- To do:
Repeat the listing in full, preserving every character.

- Dataset extract:
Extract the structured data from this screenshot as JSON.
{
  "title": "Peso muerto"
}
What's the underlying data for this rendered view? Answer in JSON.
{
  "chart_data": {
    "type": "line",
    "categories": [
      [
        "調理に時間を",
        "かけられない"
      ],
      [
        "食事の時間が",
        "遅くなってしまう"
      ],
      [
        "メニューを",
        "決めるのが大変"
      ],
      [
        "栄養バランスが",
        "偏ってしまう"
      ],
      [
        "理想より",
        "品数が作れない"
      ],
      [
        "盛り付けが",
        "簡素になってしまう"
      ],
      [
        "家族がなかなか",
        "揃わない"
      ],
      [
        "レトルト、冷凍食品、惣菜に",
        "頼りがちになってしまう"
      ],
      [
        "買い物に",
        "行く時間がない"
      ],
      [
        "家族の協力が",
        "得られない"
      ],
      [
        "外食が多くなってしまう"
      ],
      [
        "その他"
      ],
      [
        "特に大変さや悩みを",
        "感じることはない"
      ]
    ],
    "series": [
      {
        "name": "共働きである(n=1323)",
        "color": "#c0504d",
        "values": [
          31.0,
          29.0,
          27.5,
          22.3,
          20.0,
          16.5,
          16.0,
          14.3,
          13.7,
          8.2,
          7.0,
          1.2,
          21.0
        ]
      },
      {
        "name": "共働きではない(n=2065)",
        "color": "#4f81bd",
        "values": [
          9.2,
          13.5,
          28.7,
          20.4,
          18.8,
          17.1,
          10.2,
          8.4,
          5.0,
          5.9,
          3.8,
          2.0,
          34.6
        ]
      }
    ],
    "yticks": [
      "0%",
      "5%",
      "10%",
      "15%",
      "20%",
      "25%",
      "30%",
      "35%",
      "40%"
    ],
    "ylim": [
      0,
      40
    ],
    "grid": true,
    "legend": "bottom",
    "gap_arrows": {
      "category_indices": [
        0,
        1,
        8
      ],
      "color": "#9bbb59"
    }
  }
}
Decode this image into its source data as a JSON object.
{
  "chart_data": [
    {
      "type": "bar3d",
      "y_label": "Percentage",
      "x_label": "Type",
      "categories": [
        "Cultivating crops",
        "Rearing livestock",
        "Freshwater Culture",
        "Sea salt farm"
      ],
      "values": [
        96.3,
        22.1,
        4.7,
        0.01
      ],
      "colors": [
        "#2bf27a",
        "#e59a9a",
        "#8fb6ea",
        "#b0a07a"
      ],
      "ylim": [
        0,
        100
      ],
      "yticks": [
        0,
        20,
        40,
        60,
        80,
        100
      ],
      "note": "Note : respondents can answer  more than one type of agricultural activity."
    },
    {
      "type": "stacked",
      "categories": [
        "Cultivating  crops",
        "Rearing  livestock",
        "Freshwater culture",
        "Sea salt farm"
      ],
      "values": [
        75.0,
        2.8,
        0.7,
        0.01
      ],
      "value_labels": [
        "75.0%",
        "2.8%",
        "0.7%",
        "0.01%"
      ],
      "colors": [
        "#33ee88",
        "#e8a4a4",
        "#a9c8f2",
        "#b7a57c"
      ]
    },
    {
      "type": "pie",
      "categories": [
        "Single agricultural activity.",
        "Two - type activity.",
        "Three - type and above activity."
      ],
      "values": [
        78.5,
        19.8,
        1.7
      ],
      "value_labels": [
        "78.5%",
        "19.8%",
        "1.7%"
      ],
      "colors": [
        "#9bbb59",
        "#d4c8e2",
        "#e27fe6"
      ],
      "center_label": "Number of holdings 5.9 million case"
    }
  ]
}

- Final result:
Extract the structured data from this screenshot as JSON.
{
  "title": "Peso muerto"
}
What's the underlying data for this rendered view? Answer in JSON.
{
  "chart_data": {
    "type": "line",
    "categories": [
      [
        "調理に時間を",
        "かけられない"
      ],
      [
        "食事の時間が",
        "遅くなってしまう"
      ],
      [
        "メニューを",
        "決めるのが大変"
      ],
      [
        "栄養バランスが",
        "偏ってしまう"
      ],
      [
        "理想より",
        "品数が作れない"
      ],
      [
        "盛り付けが",
        "簡素になってしまう"
      ],
      [
        "家族がなかなか",
        "揃わない"
      ],
      [
        "レトルト、冷凍食品、惣菜に",
        "頼りがちになってしまう"
      ],
      [
        "買い物に",
        "行く時間がない"
      ],
      [
        "家族の協力が",
        "得られない"
      ],
      [
        "外食が多くなってしまう"
      ],
      [
        "その他"
      ],
      [
        "特に大変さや悩みを",
        "感じることはない"
      ]
    ],
    "series": [
      {
        "name": "共働きである(n=1323)",
        "color": "#c0504d",
        "values": [
          31.0,
          29.0,
          27.5,
          22.3,
          20.0,
          16.5,
          16.0,
          14.3,
          13.7,
          8.2,
          7.0,
          1.2,
          21.0
        ]
      },
      {
        "name": "共働きではない(n=2065)",
        "color": "#4f81bd",
        "values": [
          9.2,
          13.5,
          28.7,
          20.4,
          18.8,
          17.1,
          10.2,
          8.4,
          5.0,
          5.9,
          3.8,
          2.0,
          34.6
        ]
      }
    ],
    "yticks": [
      "0%",
      "5%",
      "10%",
      "15%",
      "20%",
      "25%",
      "30%",
      "35%",
      "40%"
    ],
    "ylim": [
      0,
      40
    ],
    "grid": true,
    "legend": "bottom",
    "gap_arrows": {
      "category_indices": [
        0,
        1,
        8
      ],
      "color": "#9bbb59"
    }
  }
}
Decode this image into its source data as a JSON object.
{
  "chart_data": [
    {
      "type": "bar3d",
      "y_label": "Percentage",
      "x_label": "Type",
      "categories": [
        "Cultivating crops",
        "Rearing livestock",
        "Freshwater Culture",
        "Sea salt farm"
      ],
      "values": [
        96.3,
        22.1,
        4.7,
        0.01
      ],
      "colors": [
        "#2bf27a",
        "#e59a9a",
        "#8fb6ea",
        "#b0a07a"
      ],
      "ylim": [
        0,
        100
      ],
      "yticks": [
        0,
        20,
        40,
        60,
        80,
        100
      ],
      "note": "Note : respondents can answer  more than one type of agricultural activity."
    },
    {
      "type": "stacked",
      "categories": [
        "Cultivating  crops",
        "Rearing  livestock",
        "Freshwater culture",
        "Sea salt farm"
      ],
      "values": [
        75.0,
        2.8,
        0.7,
        0.01
      ],
      "value_labels": [
        "75.0%",
        "2.8%",
        "0.7%",
        "0.01%"
      ],
      "colors": [
        "#33ee88",
        "#e8a4a4",
        "#a9c8f2",
        "#b7a57c"
      ]
    },
    {
      "type": "pie",
      "categories": [
        "Single agricultural activity.",
        "Two - type activity.",
        "Three - type and above activity."
      ],
      "values": [
        78.5,
        19.8,
        1.7
      ],
      "value_labels": [
        "78.5%",
        "19.8%",
        "1.7%"
      ],
      "colors": [
        "#9bbb59",
        "#d4c8e2",
        "#e27fe6"
      ],
      "center_label": "Number of holdings 5.9 million case"
    }
  ]
}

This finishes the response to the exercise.